Can you print every record below exactly as written?

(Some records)

____________

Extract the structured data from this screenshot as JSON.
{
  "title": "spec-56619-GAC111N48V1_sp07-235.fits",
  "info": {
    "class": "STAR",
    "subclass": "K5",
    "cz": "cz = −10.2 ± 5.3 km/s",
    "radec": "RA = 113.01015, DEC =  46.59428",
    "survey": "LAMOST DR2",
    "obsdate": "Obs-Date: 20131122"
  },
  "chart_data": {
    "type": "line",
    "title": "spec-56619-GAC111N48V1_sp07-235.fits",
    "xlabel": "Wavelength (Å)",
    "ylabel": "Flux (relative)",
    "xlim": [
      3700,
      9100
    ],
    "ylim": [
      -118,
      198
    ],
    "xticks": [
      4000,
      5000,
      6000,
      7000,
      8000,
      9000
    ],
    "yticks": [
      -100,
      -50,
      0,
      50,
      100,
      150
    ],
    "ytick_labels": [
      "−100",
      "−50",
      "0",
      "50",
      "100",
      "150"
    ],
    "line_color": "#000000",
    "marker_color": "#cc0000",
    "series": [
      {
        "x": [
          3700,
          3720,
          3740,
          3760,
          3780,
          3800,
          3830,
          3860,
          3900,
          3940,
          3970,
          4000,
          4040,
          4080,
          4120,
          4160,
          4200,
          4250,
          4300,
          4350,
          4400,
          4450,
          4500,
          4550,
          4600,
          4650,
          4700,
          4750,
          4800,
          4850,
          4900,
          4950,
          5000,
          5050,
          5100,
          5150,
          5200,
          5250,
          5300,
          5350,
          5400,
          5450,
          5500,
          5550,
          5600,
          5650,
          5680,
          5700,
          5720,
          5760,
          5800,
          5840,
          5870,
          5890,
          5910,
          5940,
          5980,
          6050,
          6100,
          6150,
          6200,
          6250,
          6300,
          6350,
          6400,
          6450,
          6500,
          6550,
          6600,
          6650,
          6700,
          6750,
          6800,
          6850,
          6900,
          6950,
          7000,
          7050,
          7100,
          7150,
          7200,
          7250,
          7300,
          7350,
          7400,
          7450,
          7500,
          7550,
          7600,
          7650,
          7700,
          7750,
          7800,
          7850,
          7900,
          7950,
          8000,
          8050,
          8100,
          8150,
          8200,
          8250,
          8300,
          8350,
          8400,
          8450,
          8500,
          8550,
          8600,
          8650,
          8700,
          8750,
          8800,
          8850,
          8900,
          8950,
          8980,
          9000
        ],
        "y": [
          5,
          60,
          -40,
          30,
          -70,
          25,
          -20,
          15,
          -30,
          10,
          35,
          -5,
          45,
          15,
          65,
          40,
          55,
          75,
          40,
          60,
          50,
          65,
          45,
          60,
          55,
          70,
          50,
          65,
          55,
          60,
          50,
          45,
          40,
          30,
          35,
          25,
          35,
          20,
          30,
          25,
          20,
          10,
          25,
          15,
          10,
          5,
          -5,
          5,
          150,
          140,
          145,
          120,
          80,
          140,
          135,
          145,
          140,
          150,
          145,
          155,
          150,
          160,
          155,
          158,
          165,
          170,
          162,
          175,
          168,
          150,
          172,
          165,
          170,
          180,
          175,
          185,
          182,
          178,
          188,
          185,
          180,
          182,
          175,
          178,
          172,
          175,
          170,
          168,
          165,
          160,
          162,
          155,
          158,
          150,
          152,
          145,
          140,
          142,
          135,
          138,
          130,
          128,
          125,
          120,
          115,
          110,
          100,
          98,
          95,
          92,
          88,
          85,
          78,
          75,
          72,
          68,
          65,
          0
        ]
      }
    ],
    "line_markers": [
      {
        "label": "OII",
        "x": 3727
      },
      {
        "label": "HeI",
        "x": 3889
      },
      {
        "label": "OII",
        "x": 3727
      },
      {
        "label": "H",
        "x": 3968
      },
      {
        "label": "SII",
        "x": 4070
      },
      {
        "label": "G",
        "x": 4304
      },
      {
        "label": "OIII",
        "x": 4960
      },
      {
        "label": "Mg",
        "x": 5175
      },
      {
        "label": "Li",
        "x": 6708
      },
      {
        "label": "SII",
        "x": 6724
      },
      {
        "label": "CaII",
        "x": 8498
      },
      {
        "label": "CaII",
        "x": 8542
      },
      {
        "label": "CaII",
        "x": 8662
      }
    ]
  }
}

____________

Task output —
Extract the structured data from this screenshot as JSON.
{
  "title": "spec-56619-GAC111N48V1_sp07-235.fits",
  "info": {
    "class": "STAR",
    "subclass": "K5",
    "cz": "cz = −10.2 ± 5.3 km/s",
    "radec": "RA = 113.01015, DEC =  46.59428",
    "survey": "LAMOST DR2",
    "obsdate": "Obs-Date: 20131122"
  },
  "chart_data": {
    "type": "line",
    "title": "spec-56619-GAC111N48V1_sp07-235.fits",
    "xlabel": "Wavelength (Å)",
    "ylabel": "Flux (relative)",
    "xlim": [
      3700,
      9100
    ],
    "ylim": [
      -118,
      198
    ],
    "xticks": [
      4000,
      5000,
      6000,
      7000,
      8000,
      9000
    ],
    "yticks": [
      -100,
      -50,
      0,
      50,
      100,
      150
    ],
    "ytick_labels": [
      "−100",
      "−50",
      "0",
      "50",
      "100",
      "150"
    ],
    "line_color": "#000000",
    "marker_color": "#cc0000",
    "series": [
      {
        "x": [
          3700,
          3720,
          3740,
          3760,
          3780,
          3800,
          3830,
          3860,
          3900,
          3940,
          3970,
          4000,
          4040,
          4080,
          4120,
          4160,
          4200,
          4250,
          4300,
          4350,
          4400,
          4450,
          4500,
          4550,
          4600,
          4650,
          4700,
          4750,
          4800,
          4850,
          4900,
          4950,
          5000,
          5050,
          5100,
          5150,
          5200,
          5250,
          5300,
          5350,
          5400,
          5450,
          5500,
          5550,
          5600,
          5650,
          5680,
          5700,
          5720,
          5760,
          5800,
          5840,
          5870,
          5890,
          5910,
          5940,
          5980,
          6050,
          6100,
          6150,
          6200,
          6250,
          6300,
          6350,
          6400,
          6450,
          6500,
          6550,
          6600,
          6650,
          6700,
          6750,
          6800,
          6850,
          6900,
          6950,
          7000,
          7050,
          7100,
          7150,
          7200,
          7250,
          7300,
          7350,
          7400,
          7450,
          7500,
          7550,
          7600,
          7650,
          7700,
          7750,
          7800,
          7850,
          7900,
          7950,
          8000,
          8050,
          8100,
          8150,
          8200,
          8250,
          8300,
          8350,
          8400,
          8450,
          8500,
          8550,
          8600,
          8650,
          8700,
          8750,
          8800,
          8850,
          8900,
          8950,
          8980,
          9000
        ],
        "y": [
          5,
          60,
          -40,
          30,
          -70,
          25,
          -20,
          15,
          -30,
          10,
          35,
          -5,
          45,
          15,
          65,
          40,
          55,
          75,
          40,
          60,
          50,
          65,
          45,
          60,
          55,
          70,
          50,
          65,
          55,
          60,
          50,
          45,
          40,
          30,
          35,
          25,
          35,
          20,
          30,
          25,
          20,
          10,
          25,
          15,
          10,
          5,
          -5,
          5,
          150,
          140,
          145,
          120,
          80,
          140,
          135,
          145,
          140,
          150,
          145,
          155,
          150,
          160,
          155,
          158,
          165,
          170,
          162,
          175,
          168,
          150,
          172,
          165,
          170,
          180,
          175,
          185,
          182,
          178,
          188,
          185,
          180,
          182,
          175,
          178,
          172,
          175,
          170,
          168,
          165,
          160,
          162,
          155,
          158,
          150,
          152,
          145,
          140,
          142,
          135,
          138,
          130,
          128,
          125,
          120,
          115,
          110,
          100,
          98,
          95,
          92,
          88,
          85,
          78,
          75,
          72,
          68,
          65,
          0
        ]
      }
    ],
    "line_markers": [
      {
        "label": "OII",
        "x": 3727
      },
      {
        "label": "HeI",
        "x": 3889
      },
      {
        "label": "OII",
        "x": 3727
      },
      {
        "label": "H",
        "x": 3968
      },
      {
        "label": "SII",
        "x": 4070
      },
      {
        "label": "G",
        "x": 4304
      },
      {
        "label": "OIII",
        "x": 4960
      },
      {
        "label": "Mg",
        "x": 5175
      },
      {
        "label": "Li",
        "x": 6708
      },
      {
        "label": "SII",
        "x": 6724
      },
      {
        "label": "CaII",
        "x": 8498
      },
      {
        "label": "CaII",
        "x": 8542
      },
      {
        "label": "CaII",
        "x": 8662
      }
    ]
  }
}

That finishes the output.